== DIRECTIONS ==
All the records that follow need to be reproduced exactly. Omit the images.

(Extracts from a graphics dataset)
* * * * * * *
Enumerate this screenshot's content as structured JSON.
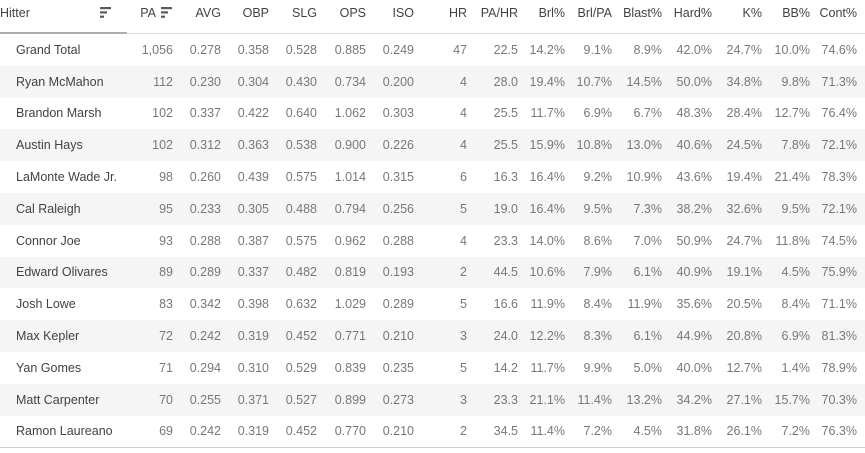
{
  "chart_data": {
    "type": "table",
    "columns": [
      {
        "label": "Hitter",
        "sorted": true
      },
      {
        "label": "PA",
        "sorted": true
      },
      {
        "label": "AVG"
      },
      {
        "label": "OBP"
      },
      {
        "label": "SLG"
      },
      {
        "label": "OPS"
      },
      {
        "label": "ISO"
      },
      {
        "label": "HR"
      },
      {
        "label": "PA/HR"
      },
      {
        "label": "Brl%"
      },
      {
        "label": "Brl/PA"
      },
      {
        "label": "Blast%"
      },
      {
        "label": "Hard%"
      },
      {
        "label": "K%"
      },
      {
        "label": "BB%"
      },
      {
        "label": "Cont%"
      }
    ],
    "rows": [
      {
        "name": "Grand Total",
        "values": [
          "1,056",
          "0.278",
          "0.358",
          "0.528",
          "0.885",
          "0.249",
          "47",
          "22.5",
          "14.2%",
          "9.1%",
          "8.9%",
          "42.0%",
          "24.7%",
          "10.0%",
          "74.6%"
        ]
      },
      {
        "name": "Ryan McMahon",
        "values": [
          "112",
          "0.230",
          "0.304",
          "0.430",
          "0.734",
          "0.200",
          "4",
          "28.0",
          "19.4%",
          "10.7%",
          "14.5%",
          "50.0%",
          "34.8%",
          "9.8%",
          "71.3%"
        ]
      },
      {
        "name": "Brandon Marsh",
        "values": [
          "102",
          "0.337",
          "0.422",
          "0.640",
          "1.062",
          "0.303",
          "4",
          "25.5",
          "11.7%",
          "6.9%",
          "6.7%",
          "48.3%",
          "28.4%",
          "12.7%",
          "76.4%"
        ]
      },
      {
        "name": "Austin Hays",
        "values": [
          "102",
          "0.312",
          "0.363",
          "0.538",
          "0.900",
          "0.226",
          "4",
          "25.5",
          "15.9%",
          "10.8%",
          "13.0%",
          "40.6%",
          "24.5%",
          "7.8%",
          "72.1%"
        ]
      },
      {
        "name": "LaMonte Wade Jr.",
        "values": [
          "98",
          "0.260",
          "0.439",
          "0.575",
          "1.014",
          "0.315",
          "6",
          "16.3",
          "16.4%",
          "9.2%",
          "10.9%",
          "43.6%",
          "19.4%",
          "21.4%",
          "78.3%"
        ]
      },
      {
        "name": "Cal Raleigh",
        "values": [
          "95",
          "0.233",
          "0.305",
          "0.488",
          "0.794",
          "0.256",
          "5",
          "19.0",
          "16.4%",
          "9.5%",
          "7.3%",
          "38.2%",
          "32.6%",
          "9.5%",
          "72.1%"
        ]
      },
      {
        "name": "Connor Joe",
        "values": [
          "93",
          "0.288",
          "0.387",
          "0.575",
          "0.962",
          "0.288",
          "4",
          "23.3",
          "14.0%",
          "8.6%",
          "7.0%",
          "50.9%",
          "24.7%",
          "11.8%",
          "74.5%"
        ]
      },
      {
        "name": "Edward Olivares",
        "values": [
          "89",
          "0.289",
          "0.337",
          "0.482",
          "0.819",
          "0.193",
          "2",
          "44.5",
          "10.6%",
          "7.9%",
          "6.1%",
          "40.9%",
          "19.1%",
          "4.5%",
          "75.9%"
        ]
      },
      {
        "name": "Josh Lowe",
        "values": [
          "83",
          "0.342",
          "0.398",
          "0.632",
          "1.029",
          "0.289",
          "5",
          "16.6",
          "11.9%",
          "8.4%",
          "11.9%",
          "35.6%",
          "20.5%",
          "8.4%",
          "71.1%"
        ]
      },
      {
        "name": "Max Kepler",
        "values": [
          "72",
          "0.242",
          "0.319",
          "0.452",
          "0.771",
          "0.210",
          "3",
          "24.0",
          "12.2%",
          "8.3%",
          "6.1%",
          "44.9%",
          "20.8%",
          "6.9%",
          "81.3%"
        ]
      },
      {
        "name": "Yan Gomes",
        "values": [
          "71",
          "0.294",
          "0.310",
          "0.529",
          "0.839",
          "0.235",
          "5",
          "14.2",
          "11.7%",
          "9.9%",
          "5.0%",
          "40.0%",
          "12.7%",
          "1.4%",
          "78.9%"
        ]
      },
      {
        "name": "Matt Carpenter",
        "values": [
          "70",
          "0.255",
          "0.371",
          "0.527",
          "0.899",
          "0.273",
          "3",
          "23.3",
          "21.1%",
          "11.4%",
          "13.2%",
          "34.2%",
          "27.1%",
          "15.7%",
          "70.3%"
        ]
      },
      {
        "name": "Ramon Laureano",
        "values": [
          "69",
          "0.242",
          "0.319",
          "0.452",
          "0.770",
          "0.210",
          "2",
          "34.5",
          "11.4%",
          "7.2%",
          "4.5%",
          "31.8%",
          "26.1%",
          "7.2%",
          "76.3%"
        ]
      }
    ],
    "layout": {
      "row_banding": true,
      "banding_color": "#f5f5f5",
      "header_text_color": "#424242",
      "value_text_color": "#787878",
      "sort_icon": "sort-descending-icon"
    }
  }
}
* * * * * * *
== WRITTEN SOLUTION ==
Enumerate this screenshot's content as structured JSON.
{
  "chart_data": {
    "type": "table",
    "columns": [
      {
        "label": "Hitter",
        "sorted": true
      },
      {
        "label": "PA",
        "sorted": true
      },
      {
        "label": "AVG"
      },
      {
        "label": "OBP"
      },
      {
        "label": "SLG"
      },
      {
        "label": "OPS"
      },
      {
        "label": "ISO"
      },
      {
        "label": "HR"
      },
      {
        "label": "PA/HR"
      },
      {
        "label": "Brl%"
      },
      {
        "label": "Brl/PA"
      },
      {
        "label": "Blast%"
      },
      {
        "label": "Hard%"
      },
      {
        "label": "K%"
      },
      {
        "label": "BB%"
      },
      {
        "label": "Cont%"
      }
    ],
    "rows": [
      {
        "name": "Grand Total",
        "values": [
          "1,056",
          "0.278",
          "0.358",
          "0.528",
          "0.885",
          "0.249",
          "47",
          "22.5",
          "14.2%",
          "9.1%",
          "8.9%",
          "42.0%",
          "24.7%",
          "10.0%",
          "74.6%"
        ]
      },
      {
        "name": "Ryan McMahon",
        "values": [
          "112",
          "0.230",
          "0.304",
          "0.430",
          "0.734",
          "0.200",
          "4",
          "28.0",
          "19.4%",
          "10.7%",
          "14.5%",
          "50.0%",
          "34.8%",
          "9.8%",
          "71.3%"
        ]
      },
      {
        "name": "Brandon Marsh",
        "values": [
          "102",
          "0.337",
          "0.422",
          "0.640",
          "1.062",
          "0.303",
          "4",
          "25.5",
          "11.7%",
          "6.9%",
          "6.7%",
          "48.3%",
          "28.4%",
          "12.7%",
          "76.4%"
        ]
      },
      {
        "name": "Austin Hays",
        "values": [
          "102",
          "0.312",
          "0.363",
          "0.538",
          "0.900",
          "0.226",
          "4",
          "25.5",
          "15.9%",
          "10.8%",
          "13.0%",
          "40.6%",
          "24.5%",
          "7.8%",
          "72.1%"
        ]
      },
      {
        "name": "LaMonte Wade Jr.",
        "values": [
          "98",
          "0.260",
          "0.439",
          "0.575",
          "1.014",
          "0.315",
          "6",
          "16.3",
          "16.4%",
          "9.2%",
          "10.9%",
          "43.6%",
          "19.4%",
          "21.4%",
          "78.3%"
        ]
      },
      {
        "name": "Cal Raleigh",
        "values": [
          "95",
          "0.233",
          "0.305",
          "0.488",
          "0.794",
          "0.256",
          "5",
          "19.0",
          "16.4%",
          "9.5%",
          "7.3%",
          "38.2%",
          "32.6%",
          "9.5%",
          "72.1%"
        ]
      },
      {
        "name": "Connor Joe",
        "values": [
          "93",
          "0.288",
          "0.387",
          "0.575",
          "0.962",
          "0.288",
          "4",
          "23.3",
          "14.0%",
          "8.6%",
          "7.0%",
          "50.9%",
          "24.7%",
          "11.8%",
          "74.5%"
        ]
      },
      {
        "name": "Edward Olivares",
        "values": [
          "89",
          "0.289",
          "0.337",
          "0.482",
          "0.819",
          "0.193",
          "2",
          "44.5",
          "10.6%",
          "7.9%",
          "6.1%",
          "40.9%",
          "19.1%",
          "4.5%",
          "75.9%"
        ]
      },
      {
        "name": "Josh Lowe",
        "values": [
          "83",
          "0.342",
          "0.398",
          "0.632",
          "1.029",
          "0.289",
          "5",
          "16.6",
          "11.9%",
          "8.4%",
          "11.9%",
          "35.6%",
          "20.5%",
          "8.4%",
          "71.1%"
        ]
      },
      {
        "name": "Max Kepler",
        "values": [
          "72",
          "0.242",
          "0.319",
          "0.452",
          "0.771",
          "0.210",
          "3",
          "24.0",
          "12.2%",
          "8.3%",
          "6.1%",
          "44.9%",
          "20.8%",
          "6.9%",
          "81.3%"
        ]
      },
      {
        "name": "Yan Gomes",
        "values": [
          "71",
          "0.294",
          "0.310",
          "0.529",
          "0.839",
          "0.235",
          "5",
          "14.2",
          "11.7%",
          "9.9%",
          "5.0%",
          "40.0%",
          "12.7%",
          "1.4%",
          "78.9%"
        ]
      },
      {
        "name": "Matt Carpenter",
        "values": [
          "70",
          "0.255",
          "0.371",
          "0.527",
          "0.899",
          "0.273",
          "3",
          "23.3",
          "21.1%",
          "11.4%",
          "13.2%",
          "34.2%",
          "27.1%",
          "15.7%",
          "70.3%"
        ]
      },
      {
        "name": "Ramon Laureano",
        "values": [
          "69",
          "0.242",
          "0.319",
          "0.452",
          "0.770",
          "0.210",
          "2",
          "34.5",
          "11.4%",
          "7.2%",
          "4.5%",
          "31.8%",
          "26.1%",
          "7.2%",
          "76.3%"
        ]
      }
    ],
    "layout": {
      "row_banding": true,
      "banding_color": "#f5f5f5",
      "header_text_color": "#424242",
      "value_text_color": "#787878",
      "sort_icon": "sort-descending-icon"
    }
  }
}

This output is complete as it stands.